'''
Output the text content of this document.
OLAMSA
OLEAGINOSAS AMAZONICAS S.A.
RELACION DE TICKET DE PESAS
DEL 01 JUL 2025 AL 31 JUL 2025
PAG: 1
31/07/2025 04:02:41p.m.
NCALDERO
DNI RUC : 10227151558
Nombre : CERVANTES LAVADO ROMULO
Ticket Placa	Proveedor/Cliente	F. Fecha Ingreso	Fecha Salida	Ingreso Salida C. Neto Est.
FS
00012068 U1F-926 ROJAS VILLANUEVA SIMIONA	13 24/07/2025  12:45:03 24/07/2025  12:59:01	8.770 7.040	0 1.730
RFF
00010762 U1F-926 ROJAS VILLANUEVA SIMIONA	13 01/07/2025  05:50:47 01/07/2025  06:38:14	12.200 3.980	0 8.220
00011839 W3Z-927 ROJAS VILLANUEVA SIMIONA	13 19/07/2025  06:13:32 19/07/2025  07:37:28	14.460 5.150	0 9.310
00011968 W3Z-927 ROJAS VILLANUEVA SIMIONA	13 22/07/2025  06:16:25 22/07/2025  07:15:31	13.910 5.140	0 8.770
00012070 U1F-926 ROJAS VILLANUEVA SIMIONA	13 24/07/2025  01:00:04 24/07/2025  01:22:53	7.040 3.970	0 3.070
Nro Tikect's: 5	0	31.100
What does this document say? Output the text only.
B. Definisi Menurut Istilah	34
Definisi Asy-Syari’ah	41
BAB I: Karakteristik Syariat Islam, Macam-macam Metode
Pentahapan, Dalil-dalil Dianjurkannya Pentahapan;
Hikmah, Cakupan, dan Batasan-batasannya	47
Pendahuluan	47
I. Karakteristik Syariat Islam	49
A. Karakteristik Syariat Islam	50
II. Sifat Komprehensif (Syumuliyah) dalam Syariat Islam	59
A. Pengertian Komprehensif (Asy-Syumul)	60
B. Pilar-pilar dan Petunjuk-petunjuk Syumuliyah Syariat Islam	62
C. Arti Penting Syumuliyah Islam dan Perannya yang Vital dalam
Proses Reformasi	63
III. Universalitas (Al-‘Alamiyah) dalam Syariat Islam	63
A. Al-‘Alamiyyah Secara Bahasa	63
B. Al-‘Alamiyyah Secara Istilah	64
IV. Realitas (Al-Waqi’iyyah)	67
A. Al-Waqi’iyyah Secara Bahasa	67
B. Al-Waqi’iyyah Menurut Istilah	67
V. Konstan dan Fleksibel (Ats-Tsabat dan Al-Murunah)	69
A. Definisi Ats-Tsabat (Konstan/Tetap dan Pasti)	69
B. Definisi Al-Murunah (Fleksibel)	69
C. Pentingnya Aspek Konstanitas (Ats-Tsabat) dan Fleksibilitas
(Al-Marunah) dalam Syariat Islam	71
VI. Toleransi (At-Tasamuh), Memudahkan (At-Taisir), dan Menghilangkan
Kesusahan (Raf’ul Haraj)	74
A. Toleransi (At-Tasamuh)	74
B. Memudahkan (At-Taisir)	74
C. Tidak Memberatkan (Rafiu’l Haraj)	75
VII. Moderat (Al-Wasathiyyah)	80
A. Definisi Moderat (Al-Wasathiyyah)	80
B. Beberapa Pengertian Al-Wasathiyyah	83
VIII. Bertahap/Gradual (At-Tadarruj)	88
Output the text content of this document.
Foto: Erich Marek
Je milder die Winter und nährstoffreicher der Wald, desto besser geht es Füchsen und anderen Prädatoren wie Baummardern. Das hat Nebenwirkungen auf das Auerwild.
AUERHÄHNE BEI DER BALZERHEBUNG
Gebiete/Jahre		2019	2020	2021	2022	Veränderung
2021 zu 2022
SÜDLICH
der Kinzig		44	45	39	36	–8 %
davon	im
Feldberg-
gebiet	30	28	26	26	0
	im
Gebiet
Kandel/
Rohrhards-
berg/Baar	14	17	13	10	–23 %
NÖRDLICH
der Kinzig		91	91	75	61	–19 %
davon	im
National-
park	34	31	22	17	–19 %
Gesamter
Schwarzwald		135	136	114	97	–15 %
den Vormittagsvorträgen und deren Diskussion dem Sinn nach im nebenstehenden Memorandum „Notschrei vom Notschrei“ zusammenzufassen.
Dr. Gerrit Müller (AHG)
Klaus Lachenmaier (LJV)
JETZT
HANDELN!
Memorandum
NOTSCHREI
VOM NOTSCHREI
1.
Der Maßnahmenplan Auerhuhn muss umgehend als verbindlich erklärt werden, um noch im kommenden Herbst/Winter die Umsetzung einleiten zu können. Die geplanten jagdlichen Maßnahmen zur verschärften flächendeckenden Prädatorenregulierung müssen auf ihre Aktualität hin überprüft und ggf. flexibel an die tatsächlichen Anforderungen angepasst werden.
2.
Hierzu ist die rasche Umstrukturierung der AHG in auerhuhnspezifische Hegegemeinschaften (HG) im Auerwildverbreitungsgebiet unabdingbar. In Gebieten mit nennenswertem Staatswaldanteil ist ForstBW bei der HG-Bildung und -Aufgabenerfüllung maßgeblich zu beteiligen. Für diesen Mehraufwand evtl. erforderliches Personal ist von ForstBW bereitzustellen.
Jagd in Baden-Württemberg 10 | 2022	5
'''
Show each line holding the word "Komprehensif".

● **TASK RESULT**
II. Sifat Komprehensif (Syumuliyah) dalam Syariat Islam	59
A. Pengertian Komprehensif (Asy-Syumul)	60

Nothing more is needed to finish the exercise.